## start Recorded data

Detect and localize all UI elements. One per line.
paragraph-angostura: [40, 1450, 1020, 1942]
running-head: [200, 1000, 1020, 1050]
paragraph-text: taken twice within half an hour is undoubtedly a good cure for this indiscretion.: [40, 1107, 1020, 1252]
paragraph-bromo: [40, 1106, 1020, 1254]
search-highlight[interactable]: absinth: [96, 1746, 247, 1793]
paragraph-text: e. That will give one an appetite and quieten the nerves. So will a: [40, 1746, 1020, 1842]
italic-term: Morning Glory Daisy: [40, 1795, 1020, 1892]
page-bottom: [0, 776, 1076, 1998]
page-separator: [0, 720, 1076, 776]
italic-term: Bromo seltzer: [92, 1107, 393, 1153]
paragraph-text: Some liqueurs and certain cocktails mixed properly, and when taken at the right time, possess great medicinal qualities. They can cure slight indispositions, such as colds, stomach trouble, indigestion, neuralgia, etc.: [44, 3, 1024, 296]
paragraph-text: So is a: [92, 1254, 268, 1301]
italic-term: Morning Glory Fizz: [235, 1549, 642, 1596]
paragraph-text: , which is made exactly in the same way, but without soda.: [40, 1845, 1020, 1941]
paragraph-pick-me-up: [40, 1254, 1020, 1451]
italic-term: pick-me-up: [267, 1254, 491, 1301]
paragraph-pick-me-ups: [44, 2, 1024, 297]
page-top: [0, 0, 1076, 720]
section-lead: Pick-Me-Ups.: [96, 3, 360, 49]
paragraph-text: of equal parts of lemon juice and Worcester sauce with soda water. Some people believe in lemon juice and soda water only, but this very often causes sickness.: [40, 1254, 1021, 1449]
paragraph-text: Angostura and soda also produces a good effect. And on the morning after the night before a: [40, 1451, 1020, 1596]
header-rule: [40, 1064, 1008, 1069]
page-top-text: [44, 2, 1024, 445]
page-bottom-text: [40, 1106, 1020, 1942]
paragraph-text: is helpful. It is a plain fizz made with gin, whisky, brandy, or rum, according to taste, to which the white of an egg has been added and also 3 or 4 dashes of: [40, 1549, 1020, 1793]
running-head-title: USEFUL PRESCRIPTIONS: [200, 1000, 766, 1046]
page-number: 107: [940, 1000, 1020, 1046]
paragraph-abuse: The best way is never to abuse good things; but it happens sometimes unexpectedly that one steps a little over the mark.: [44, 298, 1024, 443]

## end Recorded data

Aim of the task: Update the listing by replacing each occurrence of "paragraph-text" with "body-text", leaving all other text unchanged.

Solved problem:
Detect and localize all UI elements. One per line.
paragraph-angostura: [40, 1450, 1020, 1942]
running-head: [200, 1000, 1020, 1050]
body-text: taken twice within half an hour is undoubtedly a good cure for this indiscretion.: [40, 1107, 1020, 1252]
paragraph-bromo: [40, 1106, 1020, 1254]
search-highlight[interactable]: absinth: [96, 1746, 247, 1793]
body-text: e. That will give one an appetite and quieten the nerves. So will a: [40, 1746, 1020, 1842]
italic-term: Morning Glory Daisy: [40, 1795, 1020, 1892]
page-bottom: [0, 776, 1076, 1998]
page-separator: [0, 720, 1076, 776]
italic-term: Bromo seltzer: [92, 1107, 393, 1153]
body-text: Some liqueurs and certain cocktails mixed properly, and when taken at the right time, possess great medicinal qualities. They can cure slight indispositions, such as colds, stomach trouble, indigestion, neuralgia, etc.: [44, 3, 1024, 296]
body-text: So is a: [92, 1254, 268, 1301]
italic-term: Morning Glory Fizz: [235, 1549, 642, 1596]
body-text: , which is made exactly in the same way, but without soda.: [40, 1845, 1020, 1941]
paragraph-pick-me-up: [40, 1254, 1020, 1451]
italic-term: pick-me-up: [267, 1254, 491, 1301]
paragraph-pick-me-ups: [44, 2, 1024, 297]
page-top: [0, 0, 1076, 720]
section-lead: Pick-Me-Ups.: [96, 3, 360, 49]
body-text: of equal parts of lemon juice and Worcester sauce with soda water. Some people believe in lemon juice and soda water only, but this very often causes sickness.: [40, 1254, 1021, 1449]
body-text: Angostura and soda also produces a good effect. And on the morning after the night before a: [40, 1451, 1020, 1596]
header-rule: [40, 1064, 1008, 1069]
page-top-text: [44, 2, 1024, 445]
page-bottom-text: [40, 1106, 1020, 1942]
body-text: is helpful. It is a plain fizz made with gin, whisky, brandy, or rum, according to taste, to which the white of an egg has been added and also 3 or 4 dashes of: [40, 1549, 1020, 1793]
running-head-title: USEFUL PRESCRIPTIONS: [200, 1000, 766, 1046]
page-number: 107: [940, 1000, 1020, 1046]
paragraph-abuse: The best way is never to abuse good things; but it happens sometimes unexpectedly that one steps a little over the mark.: [44, 298, 1024, 443]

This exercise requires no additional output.